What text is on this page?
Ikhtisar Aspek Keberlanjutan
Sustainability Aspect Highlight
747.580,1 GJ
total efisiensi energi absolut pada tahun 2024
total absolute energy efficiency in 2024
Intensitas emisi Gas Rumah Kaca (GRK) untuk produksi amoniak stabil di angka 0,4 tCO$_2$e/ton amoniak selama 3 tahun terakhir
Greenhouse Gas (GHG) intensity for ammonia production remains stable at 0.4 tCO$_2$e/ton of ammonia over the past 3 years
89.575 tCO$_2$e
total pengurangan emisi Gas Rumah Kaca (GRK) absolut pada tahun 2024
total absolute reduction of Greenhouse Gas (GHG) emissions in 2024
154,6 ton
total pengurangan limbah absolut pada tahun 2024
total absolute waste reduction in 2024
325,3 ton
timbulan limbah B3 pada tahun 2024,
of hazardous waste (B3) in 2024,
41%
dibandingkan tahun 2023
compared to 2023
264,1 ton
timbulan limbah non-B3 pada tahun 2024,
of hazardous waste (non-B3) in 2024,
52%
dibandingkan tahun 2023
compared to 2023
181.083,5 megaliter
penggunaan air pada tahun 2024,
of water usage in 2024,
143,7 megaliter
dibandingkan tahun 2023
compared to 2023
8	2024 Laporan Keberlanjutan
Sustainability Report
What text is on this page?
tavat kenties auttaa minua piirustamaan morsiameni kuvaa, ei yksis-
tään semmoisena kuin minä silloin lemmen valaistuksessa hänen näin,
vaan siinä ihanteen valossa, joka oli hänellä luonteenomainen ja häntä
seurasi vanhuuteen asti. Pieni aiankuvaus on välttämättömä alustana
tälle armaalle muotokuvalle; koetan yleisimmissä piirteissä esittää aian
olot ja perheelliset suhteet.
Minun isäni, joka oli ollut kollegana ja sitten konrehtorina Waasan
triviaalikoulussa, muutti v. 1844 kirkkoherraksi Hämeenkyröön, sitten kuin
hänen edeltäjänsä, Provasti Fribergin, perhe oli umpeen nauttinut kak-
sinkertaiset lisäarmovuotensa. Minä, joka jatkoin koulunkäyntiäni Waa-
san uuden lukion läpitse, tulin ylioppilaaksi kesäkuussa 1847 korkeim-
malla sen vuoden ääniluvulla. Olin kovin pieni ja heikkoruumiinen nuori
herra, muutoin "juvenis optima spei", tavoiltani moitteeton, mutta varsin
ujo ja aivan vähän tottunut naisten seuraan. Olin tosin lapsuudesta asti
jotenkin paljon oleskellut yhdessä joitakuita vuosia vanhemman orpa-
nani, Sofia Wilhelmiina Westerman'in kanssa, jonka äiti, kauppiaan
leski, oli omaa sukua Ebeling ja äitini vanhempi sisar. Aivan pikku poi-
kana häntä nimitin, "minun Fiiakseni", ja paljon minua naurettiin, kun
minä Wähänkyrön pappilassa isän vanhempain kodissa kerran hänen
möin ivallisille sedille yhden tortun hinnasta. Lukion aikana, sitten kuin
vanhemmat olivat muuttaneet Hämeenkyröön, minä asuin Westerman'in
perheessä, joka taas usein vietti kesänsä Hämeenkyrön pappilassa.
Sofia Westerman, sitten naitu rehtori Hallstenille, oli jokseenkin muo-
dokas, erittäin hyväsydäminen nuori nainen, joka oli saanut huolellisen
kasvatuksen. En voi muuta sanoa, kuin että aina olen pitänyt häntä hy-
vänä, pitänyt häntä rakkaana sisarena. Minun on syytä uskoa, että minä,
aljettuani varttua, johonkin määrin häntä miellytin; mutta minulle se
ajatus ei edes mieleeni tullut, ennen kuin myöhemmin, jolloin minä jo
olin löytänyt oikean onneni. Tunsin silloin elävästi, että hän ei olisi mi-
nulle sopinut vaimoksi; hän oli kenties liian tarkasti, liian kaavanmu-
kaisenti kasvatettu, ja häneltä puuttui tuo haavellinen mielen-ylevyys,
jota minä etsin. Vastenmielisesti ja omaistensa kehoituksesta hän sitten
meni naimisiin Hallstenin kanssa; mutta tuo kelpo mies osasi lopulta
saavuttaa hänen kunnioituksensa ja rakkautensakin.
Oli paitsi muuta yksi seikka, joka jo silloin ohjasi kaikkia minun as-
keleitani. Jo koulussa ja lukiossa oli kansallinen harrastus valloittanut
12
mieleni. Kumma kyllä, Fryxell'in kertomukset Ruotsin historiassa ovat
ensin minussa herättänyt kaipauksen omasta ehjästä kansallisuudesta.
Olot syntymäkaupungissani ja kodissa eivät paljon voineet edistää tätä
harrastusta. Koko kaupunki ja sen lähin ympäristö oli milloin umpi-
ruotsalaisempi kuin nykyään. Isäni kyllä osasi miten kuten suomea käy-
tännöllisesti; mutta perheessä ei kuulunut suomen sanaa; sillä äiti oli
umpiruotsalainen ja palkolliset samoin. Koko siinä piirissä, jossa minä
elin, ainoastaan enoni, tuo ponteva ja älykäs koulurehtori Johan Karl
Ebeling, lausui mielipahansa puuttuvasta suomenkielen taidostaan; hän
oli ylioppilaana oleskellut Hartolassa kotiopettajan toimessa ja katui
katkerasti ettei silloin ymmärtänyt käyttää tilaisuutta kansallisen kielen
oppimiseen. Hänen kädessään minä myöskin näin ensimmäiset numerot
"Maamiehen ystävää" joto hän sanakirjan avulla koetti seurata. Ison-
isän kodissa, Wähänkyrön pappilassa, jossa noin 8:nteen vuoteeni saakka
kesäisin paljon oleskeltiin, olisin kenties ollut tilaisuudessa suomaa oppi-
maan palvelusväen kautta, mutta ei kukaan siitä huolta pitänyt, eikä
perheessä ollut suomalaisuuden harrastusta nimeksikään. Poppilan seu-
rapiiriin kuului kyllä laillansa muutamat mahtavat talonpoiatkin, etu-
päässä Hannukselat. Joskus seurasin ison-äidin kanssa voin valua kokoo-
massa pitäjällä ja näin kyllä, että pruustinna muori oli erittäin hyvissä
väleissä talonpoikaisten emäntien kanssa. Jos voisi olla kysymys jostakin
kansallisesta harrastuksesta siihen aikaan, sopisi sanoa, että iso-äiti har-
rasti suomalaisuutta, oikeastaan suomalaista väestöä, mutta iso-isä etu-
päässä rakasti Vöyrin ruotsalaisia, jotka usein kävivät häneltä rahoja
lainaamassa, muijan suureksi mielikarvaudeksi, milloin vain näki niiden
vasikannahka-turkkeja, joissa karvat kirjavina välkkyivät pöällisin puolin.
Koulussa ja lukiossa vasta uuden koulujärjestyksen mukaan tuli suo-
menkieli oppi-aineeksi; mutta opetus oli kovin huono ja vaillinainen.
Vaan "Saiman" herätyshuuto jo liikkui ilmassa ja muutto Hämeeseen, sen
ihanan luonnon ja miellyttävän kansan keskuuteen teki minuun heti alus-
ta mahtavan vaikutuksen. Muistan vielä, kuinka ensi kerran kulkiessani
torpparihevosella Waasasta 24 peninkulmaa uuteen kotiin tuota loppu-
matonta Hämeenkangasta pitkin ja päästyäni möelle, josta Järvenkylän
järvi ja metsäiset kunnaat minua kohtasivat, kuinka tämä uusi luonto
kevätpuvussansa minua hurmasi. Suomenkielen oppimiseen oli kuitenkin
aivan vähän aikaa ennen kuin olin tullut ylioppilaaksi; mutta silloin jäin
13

==*==

Stated task: Every line containing the string "Keberlanjutan" must be listed.

Output for this exercise:
Ikhtisar Aspek Keberlanjutan
8	2024 Laporan Keberlanjutan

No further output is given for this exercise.